Return all of the lines below exactly as they are.

--- start ---

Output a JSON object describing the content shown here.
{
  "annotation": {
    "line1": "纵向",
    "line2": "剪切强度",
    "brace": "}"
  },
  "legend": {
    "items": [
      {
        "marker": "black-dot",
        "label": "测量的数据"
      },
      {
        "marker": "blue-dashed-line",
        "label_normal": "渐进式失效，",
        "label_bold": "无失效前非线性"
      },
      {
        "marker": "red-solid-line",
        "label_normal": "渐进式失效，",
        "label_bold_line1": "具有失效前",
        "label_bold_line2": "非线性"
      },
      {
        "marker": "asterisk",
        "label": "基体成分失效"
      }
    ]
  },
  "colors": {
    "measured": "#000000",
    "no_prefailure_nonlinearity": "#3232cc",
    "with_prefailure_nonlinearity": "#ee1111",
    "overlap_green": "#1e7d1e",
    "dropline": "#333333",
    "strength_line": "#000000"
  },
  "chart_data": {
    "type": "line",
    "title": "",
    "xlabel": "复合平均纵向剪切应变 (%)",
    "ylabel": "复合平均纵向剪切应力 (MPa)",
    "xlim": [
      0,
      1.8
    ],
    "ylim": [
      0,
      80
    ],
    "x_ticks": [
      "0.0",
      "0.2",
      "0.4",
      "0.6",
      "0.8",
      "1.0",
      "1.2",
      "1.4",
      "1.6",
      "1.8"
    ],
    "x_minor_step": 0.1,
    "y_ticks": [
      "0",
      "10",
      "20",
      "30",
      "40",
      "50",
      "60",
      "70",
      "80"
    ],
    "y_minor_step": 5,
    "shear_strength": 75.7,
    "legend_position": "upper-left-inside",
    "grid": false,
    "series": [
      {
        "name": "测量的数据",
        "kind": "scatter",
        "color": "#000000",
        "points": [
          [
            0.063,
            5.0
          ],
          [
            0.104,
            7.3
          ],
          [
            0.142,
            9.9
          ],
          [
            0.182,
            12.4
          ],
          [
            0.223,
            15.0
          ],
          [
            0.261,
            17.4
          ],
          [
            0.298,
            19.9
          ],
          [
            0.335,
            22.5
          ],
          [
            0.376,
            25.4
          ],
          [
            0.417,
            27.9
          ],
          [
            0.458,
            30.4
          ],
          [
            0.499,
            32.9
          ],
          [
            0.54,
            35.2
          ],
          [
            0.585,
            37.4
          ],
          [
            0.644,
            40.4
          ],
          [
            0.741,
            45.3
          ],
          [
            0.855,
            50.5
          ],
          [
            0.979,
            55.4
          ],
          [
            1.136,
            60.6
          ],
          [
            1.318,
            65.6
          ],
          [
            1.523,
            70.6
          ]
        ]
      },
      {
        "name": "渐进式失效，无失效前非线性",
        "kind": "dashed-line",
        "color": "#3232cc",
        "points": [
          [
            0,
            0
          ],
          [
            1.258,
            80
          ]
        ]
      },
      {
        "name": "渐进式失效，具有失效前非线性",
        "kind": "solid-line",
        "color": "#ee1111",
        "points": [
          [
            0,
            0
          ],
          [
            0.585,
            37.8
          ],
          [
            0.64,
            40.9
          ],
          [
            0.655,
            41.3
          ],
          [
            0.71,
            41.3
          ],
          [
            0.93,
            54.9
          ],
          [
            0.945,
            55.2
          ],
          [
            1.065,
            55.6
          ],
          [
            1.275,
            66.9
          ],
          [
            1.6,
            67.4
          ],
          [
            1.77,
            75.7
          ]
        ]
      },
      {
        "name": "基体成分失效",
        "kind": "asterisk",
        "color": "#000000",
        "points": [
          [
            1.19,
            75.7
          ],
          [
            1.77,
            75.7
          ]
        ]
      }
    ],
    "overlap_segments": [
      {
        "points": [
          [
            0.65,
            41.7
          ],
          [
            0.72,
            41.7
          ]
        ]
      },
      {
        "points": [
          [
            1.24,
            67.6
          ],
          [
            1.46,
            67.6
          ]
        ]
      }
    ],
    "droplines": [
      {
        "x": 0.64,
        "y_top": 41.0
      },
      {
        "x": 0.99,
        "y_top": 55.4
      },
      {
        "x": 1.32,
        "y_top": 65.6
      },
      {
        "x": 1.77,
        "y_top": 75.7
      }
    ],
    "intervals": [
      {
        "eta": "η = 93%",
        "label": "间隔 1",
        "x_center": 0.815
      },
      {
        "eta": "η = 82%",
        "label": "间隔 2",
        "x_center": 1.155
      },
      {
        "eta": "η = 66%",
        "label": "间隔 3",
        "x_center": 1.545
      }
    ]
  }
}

--- end ---

→ **Solution to the exercise**:
Output a JSON object describing the content shown here.
{
  "annotation": {
    "line1": "纵向",
    "line2": "剪切强度",
    "brace": "}"
  },
  "legend": {
    "items": [
      {
        "marker": "black-dot",
        "label": "测量的数据"
      },
      {
        "marker": "blue-dashed-line",
        "label_normal": "渐进式失效，",
        "label_bold": "无失效前非线性"
      },
      {
        "marker": "red-solid-line",
        "label_normal": "渐进式失效，",
        "label_bold_line1": "具有失效前",
        "label_bold_line2": "非线性"
      },
      {
        "marker": "asterisk",
        "label": "基体成分失效"
      }
    ]
  },
  "colors": {
    "measured": "#000000",
    "no_prefailure_nonlinearity": "#3232cc",
    "with_prefailure_nonlinearity": "#ee1111",
    "overlap_green": "#1e7d1e",
    "dropline": "#333333",
    "strength_line": "#000000"
  },
  "chart_data": {
    "type": "line",
    "title": "",
    "xlabel": "复合平均纵向剪切应变 (%)",
    "ylabel": "复合平均纵向剪切应力 (MPa)",
    "xlim": [
      0,
      1.8
    ],
    "ylim": [
      0,
      80
    ],
    "x_ticks": [
      "0.0",
      "0.2",
      "0.4",
      "0.6",
      "0.8",
      "1.0",
      "1.2",
      "1.4",
      "1.6",
      "1.8"
    ],
    "x_minor_step": 0.1,
    "y_ticks": [
      "0",
      "10",
      "20",
      "30",
      "40",
      "50",
      "60",
      "70",
      "80"
    ],
    "y_minor_step": 5,
    "shear_strength": 75.7,
    "legend_position": "upper-left-inside",
    "grid": false,
    "series": [
      {
        "name": "测量的数据",
        "kind": "scatter",
        "color": "#000000",
        "points": [
          [
            0.063,
            5.0
          ],
          [
            0.104,
            7.3
          ],
          [
            0.142,
            9.9
          ],
          [
            0.182,
            12.4
          ],
          [
            0.223,
            15.0
          ],
          [
            0.261,
            17.4
          ],
          [
            0.298,
            19.9
          ],
          [
            0.335,
            22.5
          ],
          [
            0.376,
            25.4
          ],
          [
            0.417,
            27.9
          ],
          [
            0.458,
            30.4
          ],
          [
            0.499,
            32.9
          ],
          [
            0.54,
            35.2
          ],
          [
            0.585,
            37.4
          ],
          [
            0.644,
            40.4
          ],
          [
            0.741,
            45.3
          ],
          [
            0.855,
            50.5
          ],
          [
            0.979,
            55.4
          ],
          [
            1.136,
            60.6
          ],
          [
            1.318,
            65.6
          ],
          [
            1.523,
            70.6
          ]
        ]
      },
      {
        "name": "渐进式失效，无失效前非线性",
        "kind": "dashed-line",
        "color": "#3232cc",
        "points": [
          [
            0,
            0
          ],
          [
            1.258,
            80
          ]
        ]
      },
      {
        "name": "渐进式失效，具有失效前非线性",
        "kind": "solid-line",
        "color": "#ee1111",
        "points": [
          [
            0,
            0
          ],
          [
            0.585,
            37.8
          ],
          [
            0.64,
            40.9
          ],
          [
            0.655,
            41.3
          ],
          [
            0.71,
            41.3
          ],
          [
            0.93,
            54.9
          ],
          [
            0.945,
            55.2
          ],
          [
            1.065,
            55.6
          ],
          [
            1.275,
            66.9
          ],
          [
            1.6,
            67.4
          ],
          [
            1.77,
            75.7
          ]
        ]
      },
      {
        "name": "基体成分失效",
        "kind": "asterisk",
        "color": "#000000",
        "points": [
          [
            1.19,
            75.7
          ],
          [
            1.77,
            75.7
          ]
        ]
      }
    ],
    "overlap_segments": [
      {
        "points": [
          [
            0.65,
            41.7
          ],
          [
            0.72,
            41.7
          ]
        ]
      },
      {
        "points": [
          [
            1.24,
            67.6
          ],
          [
            1.46,
            67.6
          ]
        ]
      }
    ],
    "droplines": [
      {
        "x": 0.64,
        "y_top": 41.0
      },
      {
        "x": 0.99,
        "y_top": 55.4
      },
      {
        "x": 1.32,
        "y_top": 65.6
      },
      {
        "x": 1.77,
        "y_top": 75.7
      }
    ],
    "intervals": [
      {
        "eta": "η = 93%",
        "label": "间隔 1",
        "x_center": 0.815
      },
      {
        "eta": "η = 82%",
        "label": "间隔 2",
        "x_center": 1.155
      },
      {
        "eta": "η = 66%",
        "label": "间隔 3",
        "x_center": 1.545
      }
    ]
  }
}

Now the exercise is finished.